SOURCE MATERIAL =>
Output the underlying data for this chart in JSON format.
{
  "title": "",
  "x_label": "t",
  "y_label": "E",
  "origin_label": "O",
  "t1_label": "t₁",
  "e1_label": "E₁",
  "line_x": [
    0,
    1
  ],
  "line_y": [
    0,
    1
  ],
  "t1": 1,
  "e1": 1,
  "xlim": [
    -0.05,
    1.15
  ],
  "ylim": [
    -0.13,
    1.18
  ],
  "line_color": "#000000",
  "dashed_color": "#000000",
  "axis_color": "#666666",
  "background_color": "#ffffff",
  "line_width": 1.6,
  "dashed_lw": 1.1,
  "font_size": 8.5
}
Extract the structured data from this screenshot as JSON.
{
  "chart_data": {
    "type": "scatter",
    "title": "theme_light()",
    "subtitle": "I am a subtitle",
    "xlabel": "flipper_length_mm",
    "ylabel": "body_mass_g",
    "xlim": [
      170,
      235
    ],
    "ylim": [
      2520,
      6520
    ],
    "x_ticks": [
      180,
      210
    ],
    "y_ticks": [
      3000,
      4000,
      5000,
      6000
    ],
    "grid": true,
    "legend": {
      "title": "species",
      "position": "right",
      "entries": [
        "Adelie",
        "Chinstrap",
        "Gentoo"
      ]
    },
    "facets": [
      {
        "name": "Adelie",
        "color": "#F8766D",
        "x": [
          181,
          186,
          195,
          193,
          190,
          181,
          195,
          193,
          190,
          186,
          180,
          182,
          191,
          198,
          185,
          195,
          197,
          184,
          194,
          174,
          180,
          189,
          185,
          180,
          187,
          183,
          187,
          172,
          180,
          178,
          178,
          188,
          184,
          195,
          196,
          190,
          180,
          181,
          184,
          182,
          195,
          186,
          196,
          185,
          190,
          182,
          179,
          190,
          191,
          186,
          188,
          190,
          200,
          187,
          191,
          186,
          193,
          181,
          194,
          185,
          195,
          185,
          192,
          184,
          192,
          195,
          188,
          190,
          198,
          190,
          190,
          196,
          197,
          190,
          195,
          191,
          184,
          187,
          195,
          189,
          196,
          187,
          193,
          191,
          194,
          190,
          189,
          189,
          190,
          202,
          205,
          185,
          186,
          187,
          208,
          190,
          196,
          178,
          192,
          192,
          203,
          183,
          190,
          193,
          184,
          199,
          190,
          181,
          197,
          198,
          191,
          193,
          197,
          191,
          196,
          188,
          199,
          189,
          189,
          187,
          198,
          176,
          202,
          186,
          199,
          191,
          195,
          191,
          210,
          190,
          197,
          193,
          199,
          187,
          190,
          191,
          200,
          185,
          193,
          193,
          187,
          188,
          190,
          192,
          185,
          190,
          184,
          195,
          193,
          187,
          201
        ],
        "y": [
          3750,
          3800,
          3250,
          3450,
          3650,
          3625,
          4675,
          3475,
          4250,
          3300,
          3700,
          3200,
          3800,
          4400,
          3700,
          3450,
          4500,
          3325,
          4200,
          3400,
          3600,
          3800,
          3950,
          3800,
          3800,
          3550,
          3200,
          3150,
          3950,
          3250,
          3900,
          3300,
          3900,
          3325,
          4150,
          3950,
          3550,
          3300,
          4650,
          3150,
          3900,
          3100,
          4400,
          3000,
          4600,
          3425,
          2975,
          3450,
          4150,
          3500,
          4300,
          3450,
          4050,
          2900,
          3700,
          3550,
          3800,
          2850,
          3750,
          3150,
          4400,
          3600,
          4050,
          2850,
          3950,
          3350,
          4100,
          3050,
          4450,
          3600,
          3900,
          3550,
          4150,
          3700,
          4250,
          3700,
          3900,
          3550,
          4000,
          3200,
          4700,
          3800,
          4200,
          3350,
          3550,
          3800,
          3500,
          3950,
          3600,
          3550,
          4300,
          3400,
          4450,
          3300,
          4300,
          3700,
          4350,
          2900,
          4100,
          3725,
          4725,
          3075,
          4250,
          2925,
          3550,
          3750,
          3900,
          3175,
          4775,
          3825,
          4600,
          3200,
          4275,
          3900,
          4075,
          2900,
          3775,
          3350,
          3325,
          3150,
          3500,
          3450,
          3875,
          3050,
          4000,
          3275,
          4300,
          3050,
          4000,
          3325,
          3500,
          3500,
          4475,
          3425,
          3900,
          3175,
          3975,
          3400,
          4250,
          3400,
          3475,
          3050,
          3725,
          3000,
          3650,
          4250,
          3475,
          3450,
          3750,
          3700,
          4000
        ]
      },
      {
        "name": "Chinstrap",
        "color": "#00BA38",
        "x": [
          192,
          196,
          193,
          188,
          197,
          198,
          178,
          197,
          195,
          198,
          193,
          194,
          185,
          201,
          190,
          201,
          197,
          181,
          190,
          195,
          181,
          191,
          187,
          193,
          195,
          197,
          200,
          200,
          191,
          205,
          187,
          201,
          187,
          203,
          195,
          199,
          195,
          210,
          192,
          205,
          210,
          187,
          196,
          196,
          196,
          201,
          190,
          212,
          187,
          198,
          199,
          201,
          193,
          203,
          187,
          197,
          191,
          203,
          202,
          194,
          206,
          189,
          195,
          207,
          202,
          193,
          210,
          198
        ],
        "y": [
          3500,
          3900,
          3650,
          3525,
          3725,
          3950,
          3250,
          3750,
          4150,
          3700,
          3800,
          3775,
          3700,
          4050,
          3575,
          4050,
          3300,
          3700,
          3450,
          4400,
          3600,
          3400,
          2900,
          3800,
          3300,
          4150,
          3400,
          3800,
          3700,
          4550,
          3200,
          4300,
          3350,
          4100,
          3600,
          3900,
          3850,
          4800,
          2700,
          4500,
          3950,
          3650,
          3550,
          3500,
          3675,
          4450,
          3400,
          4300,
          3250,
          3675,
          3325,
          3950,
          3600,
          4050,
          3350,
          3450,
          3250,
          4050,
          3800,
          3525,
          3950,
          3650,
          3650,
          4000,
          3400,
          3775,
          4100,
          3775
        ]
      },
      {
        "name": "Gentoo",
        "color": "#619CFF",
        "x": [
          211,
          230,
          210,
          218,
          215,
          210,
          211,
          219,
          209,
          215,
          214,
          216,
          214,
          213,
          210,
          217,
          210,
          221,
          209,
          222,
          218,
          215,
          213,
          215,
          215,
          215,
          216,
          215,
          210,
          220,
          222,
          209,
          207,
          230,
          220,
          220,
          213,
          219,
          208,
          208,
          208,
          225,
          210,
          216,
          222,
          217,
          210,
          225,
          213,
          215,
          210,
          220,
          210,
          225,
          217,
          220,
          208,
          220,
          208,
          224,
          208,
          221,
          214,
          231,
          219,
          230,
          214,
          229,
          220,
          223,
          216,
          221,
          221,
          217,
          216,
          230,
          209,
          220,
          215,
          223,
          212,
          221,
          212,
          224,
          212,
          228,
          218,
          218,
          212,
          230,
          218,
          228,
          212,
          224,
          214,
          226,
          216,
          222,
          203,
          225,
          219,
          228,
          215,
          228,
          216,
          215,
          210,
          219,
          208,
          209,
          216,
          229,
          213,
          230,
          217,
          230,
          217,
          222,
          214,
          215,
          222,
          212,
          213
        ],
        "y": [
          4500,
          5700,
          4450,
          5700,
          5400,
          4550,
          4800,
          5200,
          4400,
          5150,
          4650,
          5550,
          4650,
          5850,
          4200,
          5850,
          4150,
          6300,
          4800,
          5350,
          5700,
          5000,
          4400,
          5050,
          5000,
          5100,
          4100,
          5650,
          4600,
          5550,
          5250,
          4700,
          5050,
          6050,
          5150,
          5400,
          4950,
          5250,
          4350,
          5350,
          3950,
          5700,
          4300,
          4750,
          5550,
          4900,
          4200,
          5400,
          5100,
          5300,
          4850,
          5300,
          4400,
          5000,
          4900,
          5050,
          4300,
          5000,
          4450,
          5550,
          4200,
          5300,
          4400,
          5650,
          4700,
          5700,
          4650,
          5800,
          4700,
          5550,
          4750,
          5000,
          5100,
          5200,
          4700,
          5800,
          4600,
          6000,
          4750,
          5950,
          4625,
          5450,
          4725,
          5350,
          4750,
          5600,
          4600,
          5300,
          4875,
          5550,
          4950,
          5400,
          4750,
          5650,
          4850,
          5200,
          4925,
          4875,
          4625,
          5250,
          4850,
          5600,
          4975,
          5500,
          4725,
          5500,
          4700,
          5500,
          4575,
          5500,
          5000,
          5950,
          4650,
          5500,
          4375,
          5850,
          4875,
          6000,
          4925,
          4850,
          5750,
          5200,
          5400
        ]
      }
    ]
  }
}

TASK DIRECTIONS => Using the listing above, locate the lines that hold "this" and copy each one.

RIGHT ANSWER =>
Output the underlying data for this chart in JSON format.
Extract the structured data from this screenshot as JSON.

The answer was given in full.